_Activity_:
In your copy, repeat each record exactly and include no pictures.

_Source data_:
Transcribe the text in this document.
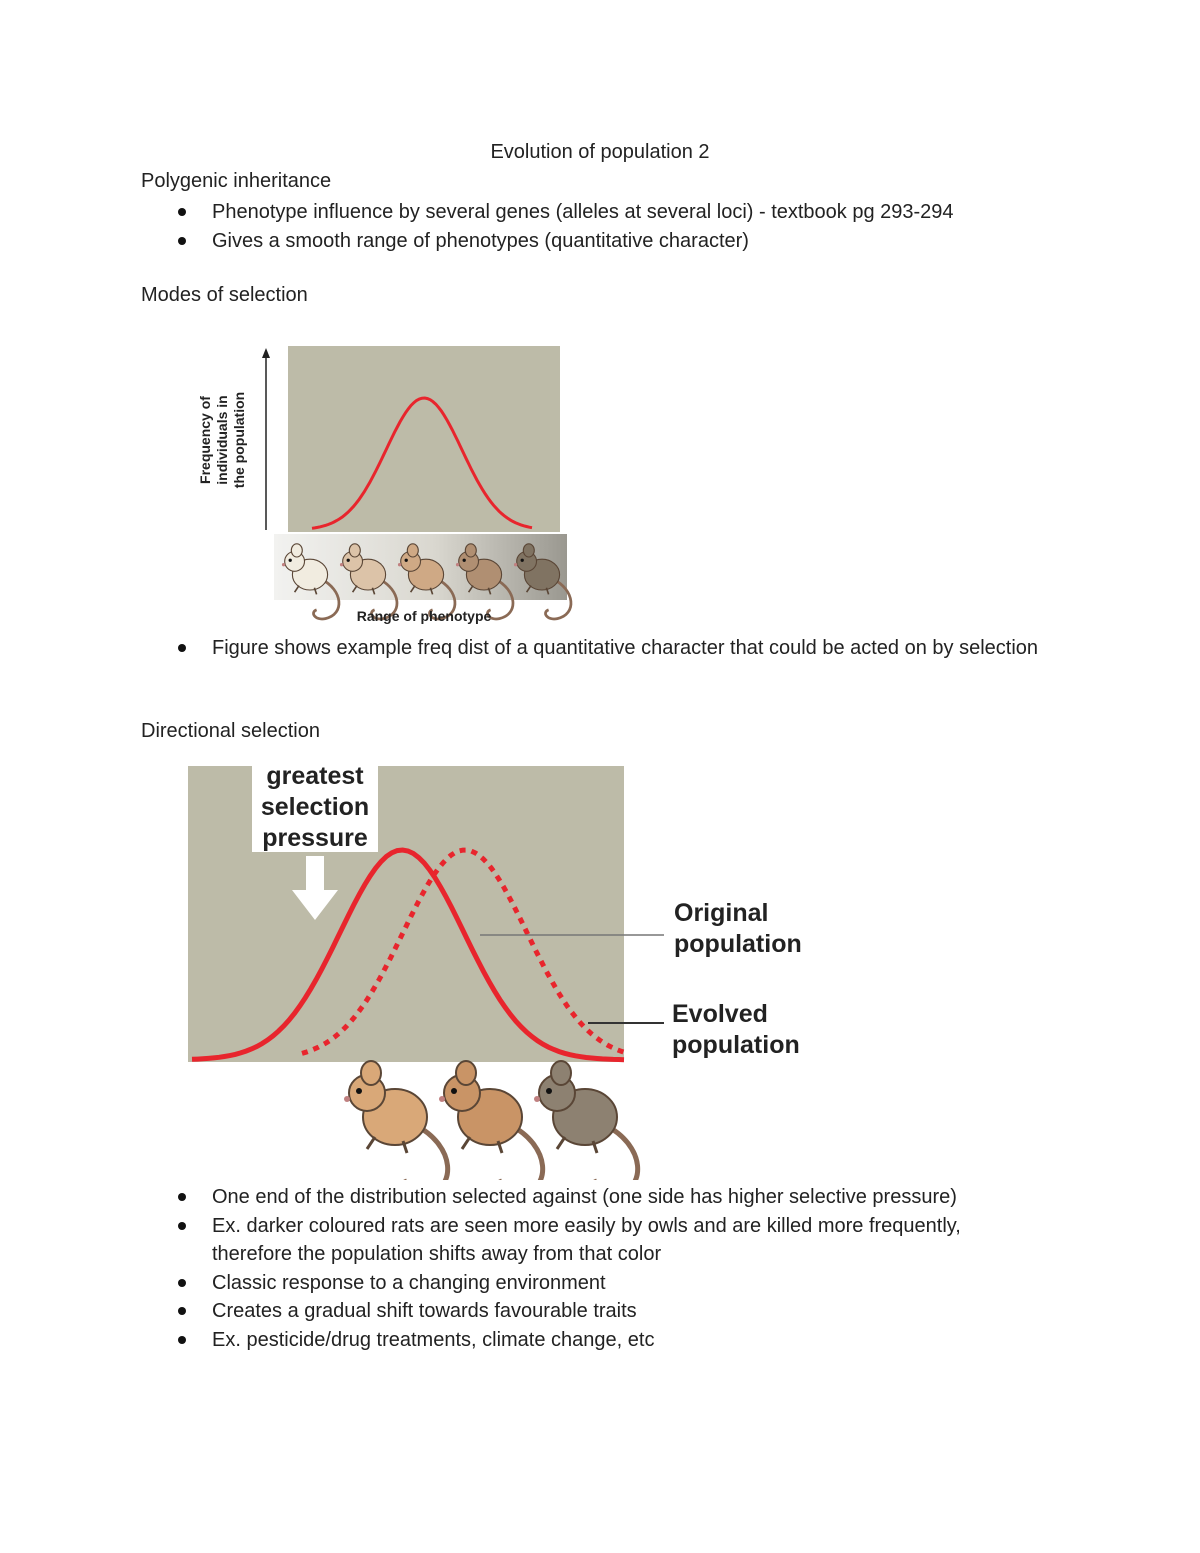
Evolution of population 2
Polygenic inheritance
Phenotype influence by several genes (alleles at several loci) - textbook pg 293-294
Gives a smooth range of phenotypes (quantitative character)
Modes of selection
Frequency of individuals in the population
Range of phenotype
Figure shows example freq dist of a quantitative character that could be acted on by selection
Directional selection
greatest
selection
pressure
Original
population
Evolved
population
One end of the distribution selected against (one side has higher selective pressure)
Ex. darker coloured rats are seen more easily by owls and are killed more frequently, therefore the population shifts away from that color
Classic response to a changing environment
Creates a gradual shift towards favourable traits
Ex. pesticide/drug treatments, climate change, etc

_Exercise result_:
Transcribe the text in this document.
Evolution of population 2
Polygenic inheritance
Phenotype influence by several genes (alleles at several loci) - textbook pg 293-294
Gives a smooth range of phenotypes (quantitative character)
Modes of selection
Frequency of individuals in the population
Range of phenotype
Figure shows example freq dist of a quantitative character that could be acted on by selection
Directional selection
greatest
selection
pressure
Original
population
Evolved
population
One end of the distribution selected against (one side has higher selective pressure)
Ex. darker coloured rats are seen more easily by owls and are killed more frequently, therefore the population shifts away from that color
Classic response to a changing environment
Creates a gradual shift towards favourable traits
Ex. pesticide/drug treatments, climate change, etc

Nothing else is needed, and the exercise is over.